Supplied text
━━━━━━━━━━━━━━━━━━━━

Before (Limited Storage)

feeds.yaml → load → validate → enrich → export

                              (enrichment data lost)

After (Comprehensive Storage)

feeds.yaml → load → validate → enrich → validate → export + store
                        ↓         ↓                     ↓
                   FeedValidation  FeedEnrichment    FeedSource
                   Result          Data              FeedAnalytics
                   (stored)        (30+ fields       (stored)
                                   stored)

CLI Integration

The process command now automatically persists enrichment data:

aiwebfeeds process \
  --input data/feeds.yaml \
  --output data/feeds.enriched.yaml \
  --database sqlite:///data/aiwebfeeds.db

# Now stores to database:
# ✅ FeedSource records (from YAML)
# ✅ FeedEnrichmentData (ALL enrichment metadata)
# ✅ FeedValidationResult (validation checks)
# ✅ FeedAnalytics (metrics and performance)

Data Completeness

What's Now Stored

Previously: Only basic quality_score in FeedSource table

Now: Complete enrichment data including:

  • 5 Quality Scores: health, quality, completeness, reliability, freshness
  • Visual Assets: icon, logo, image, favicon, banner URLs
  • Content Analysis: entry count, content types, samples, avg length
  • Update Patterns: frequency estimation, regularity, intervals
  • Performance Metrics: response times, availability, uptime
  • Topic Intelligence: suggested topics, confidence scores, keywords
  • Feed Extensions: iTunes, MediaRSS, Dublin Core, Geo detection
  • SEO/Social: Open Graph, Twitter Cards, structured data
  • Security: HTTPS usage, SSL validation, security headers
  • Link Analysis: internal/external/broken link counts
  • Technical Details: encoding, generator, TTL, cloud settings
  • Flexible Storage: raw metadata, structured data, extra fields

Health Monitoring

New comprehensive health summary:

summary = db.get_health_summary()

━━━━━━━━━━━━━━━━━━━━

(Bounding box prediction data)

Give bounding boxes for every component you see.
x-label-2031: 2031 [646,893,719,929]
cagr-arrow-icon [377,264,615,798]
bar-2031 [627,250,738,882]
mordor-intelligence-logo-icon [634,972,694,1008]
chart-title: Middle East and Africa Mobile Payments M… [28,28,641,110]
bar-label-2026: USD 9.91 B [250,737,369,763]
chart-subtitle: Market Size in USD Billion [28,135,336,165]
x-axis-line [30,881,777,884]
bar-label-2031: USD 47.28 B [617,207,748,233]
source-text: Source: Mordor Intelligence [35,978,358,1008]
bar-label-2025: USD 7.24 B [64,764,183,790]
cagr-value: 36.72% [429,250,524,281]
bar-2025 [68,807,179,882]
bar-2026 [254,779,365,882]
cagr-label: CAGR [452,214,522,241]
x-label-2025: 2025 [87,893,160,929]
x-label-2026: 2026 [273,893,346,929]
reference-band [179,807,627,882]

━━━━━━━━━━━━━━━━━━━━

Tasks to complete
1) List the five quality scores that the feed storage notes say are now stored.
2) Print the part of the feed storage notes starting with "CLI Integration" and going on through "(metrics and performance)".

Results by task
1) health, quality, completeness, reliability, freshness

2)
CLI Integration

The process command now automatically persists enrichment data:

aiwebfeeds process \
  --input data/feeds.yaml \
  --output data/feeds.enriched.yaml \
  --database sqlite:///data/aiwebfeeds.db

# Now stores to database:
# ✅ FeedSource records (from YAML)
# ✅ FeedEnrichmentData (ALL enrichment metadata)
# ✅ FeedValidationResult (validation checks)
# ✅ FeedAnalytics (metrics and performance)